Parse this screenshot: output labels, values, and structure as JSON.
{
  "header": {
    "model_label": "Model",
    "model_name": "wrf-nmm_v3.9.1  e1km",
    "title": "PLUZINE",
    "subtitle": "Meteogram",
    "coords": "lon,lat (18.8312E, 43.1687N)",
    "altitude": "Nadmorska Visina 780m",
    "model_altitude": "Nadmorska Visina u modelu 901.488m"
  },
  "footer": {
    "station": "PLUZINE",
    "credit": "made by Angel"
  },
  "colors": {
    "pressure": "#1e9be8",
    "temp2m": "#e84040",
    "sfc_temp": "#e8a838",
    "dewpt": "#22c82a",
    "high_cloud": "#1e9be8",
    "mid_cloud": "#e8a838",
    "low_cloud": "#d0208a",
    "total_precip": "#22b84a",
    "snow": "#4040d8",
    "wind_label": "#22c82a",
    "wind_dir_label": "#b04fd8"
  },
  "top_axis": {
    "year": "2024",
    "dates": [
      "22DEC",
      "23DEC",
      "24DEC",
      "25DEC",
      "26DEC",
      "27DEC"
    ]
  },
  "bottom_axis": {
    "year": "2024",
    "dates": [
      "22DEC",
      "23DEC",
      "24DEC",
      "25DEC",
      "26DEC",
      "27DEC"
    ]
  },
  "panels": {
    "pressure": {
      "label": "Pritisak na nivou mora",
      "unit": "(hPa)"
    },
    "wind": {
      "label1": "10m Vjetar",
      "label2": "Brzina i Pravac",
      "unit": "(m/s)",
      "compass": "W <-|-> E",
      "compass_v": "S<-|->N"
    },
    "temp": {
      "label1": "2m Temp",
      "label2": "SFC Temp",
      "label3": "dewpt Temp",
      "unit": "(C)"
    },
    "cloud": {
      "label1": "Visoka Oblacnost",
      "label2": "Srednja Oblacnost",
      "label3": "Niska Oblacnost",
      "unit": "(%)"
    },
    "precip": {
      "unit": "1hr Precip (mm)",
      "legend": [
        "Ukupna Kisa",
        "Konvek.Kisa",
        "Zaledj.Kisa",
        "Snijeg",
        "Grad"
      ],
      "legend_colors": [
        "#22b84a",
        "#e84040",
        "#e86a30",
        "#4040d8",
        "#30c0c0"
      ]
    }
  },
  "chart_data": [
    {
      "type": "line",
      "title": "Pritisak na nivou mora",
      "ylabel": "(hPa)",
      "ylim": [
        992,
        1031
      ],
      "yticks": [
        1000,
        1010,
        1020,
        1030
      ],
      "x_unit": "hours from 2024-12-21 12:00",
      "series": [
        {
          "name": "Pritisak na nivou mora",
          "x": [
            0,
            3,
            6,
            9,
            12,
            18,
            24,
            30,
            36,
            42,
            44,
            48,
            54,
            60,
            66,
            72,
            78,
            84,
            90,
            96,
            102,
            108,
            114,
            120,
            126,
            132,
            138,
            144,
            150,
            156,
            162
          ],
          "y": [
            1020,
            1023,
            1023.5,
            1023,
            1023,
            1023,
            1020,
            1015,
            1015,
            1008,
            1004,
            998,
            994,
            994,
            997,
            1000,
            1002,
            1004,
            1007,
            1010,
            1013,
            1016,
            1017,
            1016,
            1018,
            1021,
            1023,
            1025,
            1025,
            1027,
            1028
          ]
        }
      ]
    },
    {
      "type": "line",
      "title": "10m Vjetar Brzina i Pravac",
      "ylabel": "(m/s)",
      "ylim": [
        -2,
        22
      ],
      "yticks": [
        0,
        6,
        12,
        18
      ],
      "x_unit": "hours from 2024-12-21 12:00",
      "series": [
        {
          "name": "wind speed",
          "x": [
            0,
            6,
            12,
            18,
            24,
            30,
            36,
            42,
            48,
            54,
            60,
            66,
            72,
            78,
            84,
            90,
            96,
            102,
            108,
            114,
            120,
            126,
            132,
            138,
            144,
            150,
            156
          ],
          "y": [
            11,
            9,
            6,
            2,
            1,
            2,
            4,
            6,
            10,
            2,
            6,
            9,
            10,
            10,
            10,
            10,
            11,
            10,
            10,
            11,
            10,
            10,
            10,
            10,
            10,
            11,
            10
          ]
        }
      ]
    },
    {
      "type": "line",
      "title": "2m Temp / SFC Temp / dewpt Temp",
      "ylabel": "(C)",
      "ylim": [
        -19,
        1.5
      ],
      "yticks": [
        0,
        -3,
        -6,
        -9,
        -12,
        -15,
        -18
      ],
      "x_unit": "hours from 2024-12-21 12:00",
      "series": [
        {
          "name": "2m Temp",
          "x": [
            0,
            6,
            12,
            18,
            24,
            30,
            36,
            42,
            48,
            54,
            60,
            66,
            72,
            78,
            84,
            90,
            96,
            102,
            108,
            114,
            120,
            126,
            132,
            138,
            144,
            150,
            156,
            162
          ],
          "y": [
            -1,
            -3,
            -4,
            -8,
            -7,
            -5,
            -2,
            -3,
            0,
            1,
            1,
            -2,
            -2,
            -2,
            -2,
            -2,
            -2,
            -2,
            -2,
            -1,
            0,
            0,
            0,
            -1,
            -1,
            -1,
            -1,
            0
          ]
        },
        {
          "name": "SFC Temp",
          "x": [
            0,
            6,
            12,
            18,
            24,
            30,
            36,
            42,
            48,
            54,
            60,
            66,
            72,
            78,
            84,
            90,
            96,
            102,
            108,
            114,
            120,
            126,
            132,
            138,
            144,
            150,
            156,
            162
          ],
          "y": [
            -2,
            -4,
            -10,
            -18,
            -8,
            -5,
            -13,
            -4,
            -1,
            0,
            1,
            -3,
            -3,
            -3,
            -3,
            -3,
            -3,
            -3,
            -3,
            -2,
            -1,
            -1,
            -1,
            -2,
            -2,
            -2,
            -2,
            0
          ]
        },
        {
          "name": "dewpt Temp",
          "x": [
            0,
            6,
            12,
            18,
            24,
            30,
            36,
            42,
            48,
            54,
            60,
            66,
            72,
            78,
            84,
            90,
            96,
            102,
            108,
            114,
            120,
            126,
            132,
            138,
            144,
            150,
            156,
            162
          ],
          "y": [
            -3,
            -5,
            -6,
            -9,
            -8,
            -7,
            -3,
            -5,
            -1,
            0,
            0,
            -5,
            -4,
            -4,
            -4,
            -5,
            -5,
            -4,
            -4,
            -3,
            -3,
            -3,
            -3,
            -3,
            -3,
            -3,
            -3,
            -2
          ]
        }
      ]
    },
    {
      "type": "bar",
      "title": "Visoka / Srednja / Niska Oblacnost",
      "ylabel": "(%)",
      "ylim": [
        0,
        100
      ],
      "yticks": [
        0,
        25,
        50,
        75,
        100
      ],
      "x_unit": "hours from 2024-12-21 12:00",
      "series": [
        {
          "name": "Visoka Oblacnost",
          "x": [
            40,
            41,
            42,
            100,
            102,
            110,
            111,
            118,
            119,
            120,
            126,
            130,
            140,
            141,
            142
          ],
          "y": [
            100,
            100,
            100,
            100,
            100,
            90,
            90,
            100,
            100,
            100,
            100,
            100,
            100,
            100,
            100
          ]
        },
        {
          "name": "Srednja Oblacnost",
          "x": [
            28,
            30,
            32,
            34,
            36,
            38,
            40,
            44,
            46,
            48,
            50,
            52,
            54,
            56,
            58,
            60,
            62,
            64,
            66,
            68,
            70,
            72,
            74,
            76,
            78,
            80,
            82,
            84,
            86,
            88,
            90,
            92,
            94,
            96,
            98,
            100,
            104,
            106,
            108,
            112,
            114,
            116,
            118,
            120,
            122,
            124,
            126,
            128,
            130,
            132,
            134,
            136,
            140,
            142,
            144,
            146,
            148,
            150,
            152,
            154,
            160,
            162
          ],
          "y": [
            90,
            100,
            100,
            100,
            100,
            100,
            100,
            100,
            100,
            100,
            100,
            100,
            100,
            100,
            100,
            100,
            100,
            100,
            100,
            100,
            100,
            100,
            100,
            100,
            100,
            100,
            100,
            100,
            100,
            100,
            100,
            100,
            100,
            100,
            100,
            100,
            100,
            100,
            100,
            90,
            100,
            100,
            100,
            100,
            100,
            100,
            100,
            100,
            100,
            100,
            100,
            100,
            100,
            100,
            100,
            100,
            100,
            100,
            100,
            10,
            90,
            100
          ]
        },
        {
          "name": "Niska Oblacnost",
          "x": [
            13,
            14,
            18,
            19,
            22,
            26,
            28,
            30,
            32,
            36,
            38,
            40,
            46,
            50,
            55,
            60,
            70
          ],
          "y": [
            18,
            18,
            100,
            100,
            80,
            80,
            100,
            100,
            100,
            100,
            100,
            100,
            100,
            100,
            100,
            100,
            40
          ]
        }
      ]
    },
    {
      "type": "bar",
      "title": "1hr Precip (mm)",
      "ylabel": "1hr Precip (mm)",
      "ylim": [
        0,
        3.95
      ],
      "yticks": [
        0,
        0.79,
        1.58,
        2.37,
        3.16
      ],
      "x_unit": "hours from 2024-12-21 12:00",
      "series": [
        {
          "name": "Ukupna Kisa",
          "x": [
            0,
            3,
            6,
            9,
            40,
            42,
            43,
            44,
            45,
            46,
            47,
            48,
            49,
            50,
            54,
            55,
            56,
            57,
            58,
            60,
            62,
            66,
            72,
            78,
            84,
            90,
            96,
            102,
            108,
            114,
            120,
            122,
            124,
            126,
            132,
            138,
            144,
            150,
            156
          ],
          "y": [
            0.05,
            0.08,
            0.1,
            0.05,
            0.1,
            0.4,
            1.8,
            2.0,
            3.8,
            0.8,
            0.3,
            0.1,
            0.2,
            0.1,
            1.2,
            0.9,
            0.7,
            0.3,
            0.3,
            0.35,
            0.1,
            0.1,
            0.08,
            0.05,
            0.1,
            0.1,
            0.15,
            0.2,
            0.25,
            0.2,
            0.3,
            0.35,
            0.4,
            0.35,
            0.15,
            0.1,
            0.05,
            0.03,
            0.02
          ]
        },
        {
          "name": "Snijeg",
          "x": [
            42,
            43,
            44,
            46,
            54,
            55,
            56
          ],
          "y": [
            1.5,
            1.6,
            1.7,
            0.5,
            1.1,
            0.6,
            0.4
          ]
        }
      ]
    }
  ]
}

--------------------------------

What you need to do: Search the preceding listing for the word "Pravac" and pull out every line that holds it.

Answer to the task:
      "label2": "Brzina i Pravac",
      "title": "10m Vjetar Brzina i Pravac",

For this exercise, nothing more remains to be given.